▸ **WRITTEN REQUEST**
An exact copy of all the data is required, with pictures left out.

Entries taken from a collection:
-- START --

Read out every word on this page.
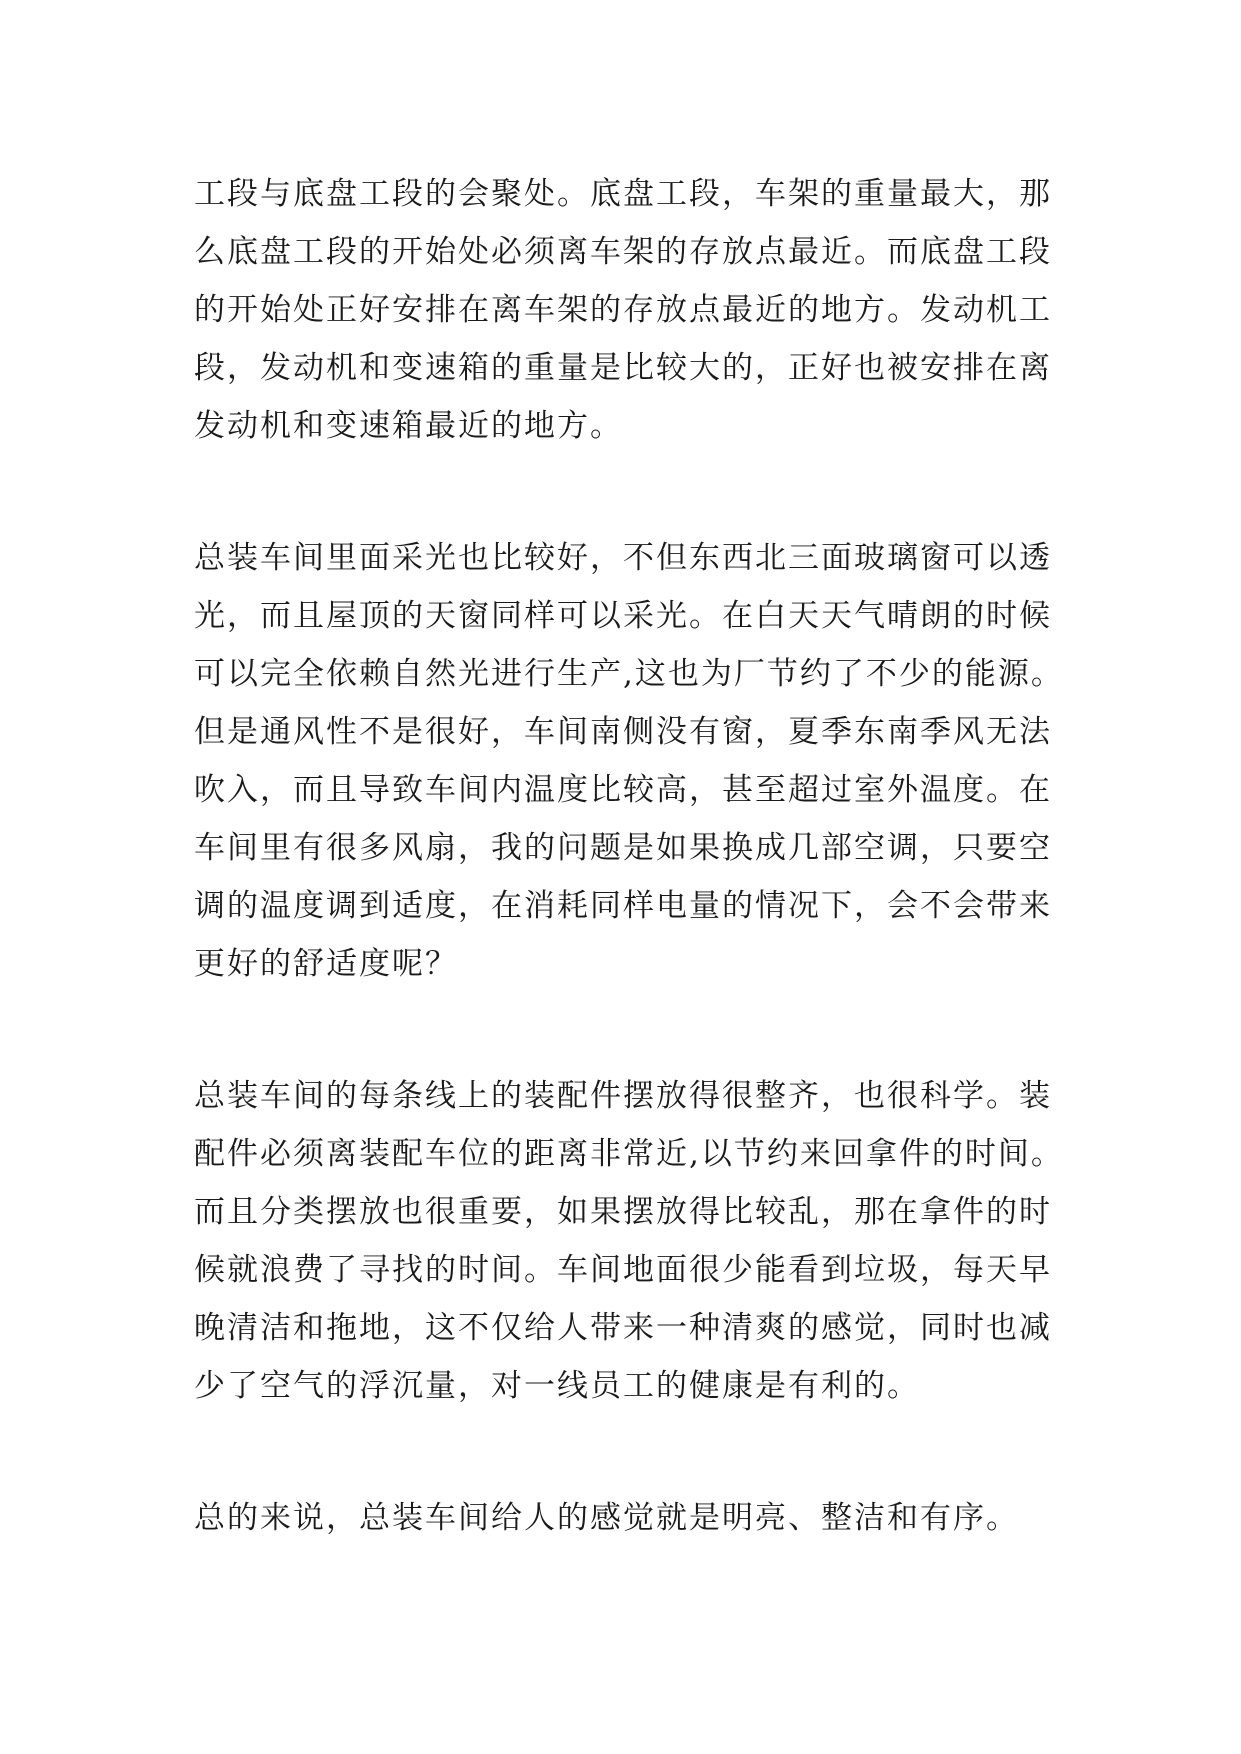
工段与底盘工段的会聚处。底盘工段，车架的重量最大，那
么底盘工段的开始处必须离车架的存放点最近。而底盘工段
的开始处正好安排在离车架的存放点最近的地方。发动机工
段，发动机和变速箱的重量是比较大的，正好也被安排在离
发动机和变速箱最近的地方。
总装车间里面采光也比较好，不但东西北三面玻璃窗可以透
光，而且屋顶的天窗同样可以采光。在白天天气晴朗的时候
可以完全依赖自然光进行生产,这也为厂节约了不少的能源。
但是通风性不是很好，车间南侧没有窗，夏季东南季风无法
吹入，而且导致车间内温度比较高，甚至超过室外温度。在
车间里有很多风扇，我的问题是如果换成几部空调，只要空
调的温度调到适度，在消耗同样电量的情况下，会不会带来
更好的舒适度呢？
总装车间的每条线上的装配件摆放得很整齐，也很科学。装
配件必须离装配车位的距离非常近,以节约来回拿件的时间。
而且分类摆放也很重要，如果摆放得比较乱，那在拿件的时
候就浪费了寻找的时间。车间地面很少能看到垃圾，每天早
晚清洁和拖地，这不仅给人带来一种清爽的感觉，同时也减
少了空气的浮沉量，对一线员工的健康是有利的。
总的来说，总装车间给人的感觉就是明亮、整洁和有序。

-- END --

▸ **ANSWER TO THE EXERCISE**
Read out every word on this page.
工段与底盘工段的会聚处。底盘工段，车架的重量最大，那
么底盘工段的开始处必须离车架的存放点最近。而底盘工段
的开始处正好安排在离车架的存放点最近的地方。发动机工
段，发动机和变速箱的重量是比较大的，正好也被安排在离
发动机和变速箱最近的地方。
总装车间里面采光也比较好，不但东西北三面玻璃窗可以透
光，而且屋顶的天窗同样可以采光。在白天天气晴朗的时候
可以完全依赖自然光进行生产,这也为厂节约了不少的能源。
但是通风性不是很好，车间南侧没有窗，夏季东南季风无法
吹入，而且导致车间内温度比较高，甚至超过室外温度。在
车间里有很多风扇，我的问题是如果换成几部空调，只要空
调的温度调到适度，在消耗同样电量的情况下，会不会带来
更好的舒适度呢？
总装车间的每条线上的装配件摆放得很整齐，也很科学。装
配件必须离装配车位的距离非常近,以节约来回拿件的时间。
而且分类摆放也很重要，如果摆放得比较乱，那在拿件的时
候就浪费了寻找的时间。车间地面很少能看到垃圾，每天早
晚清洁和拖地，这不仅给人带来一种清爽的感觉，同时也减
少了空气的浮沉量，对一线员工的健康是有利的。
总的来说，总装车间给人的感觉就是明亮、整洁和有序。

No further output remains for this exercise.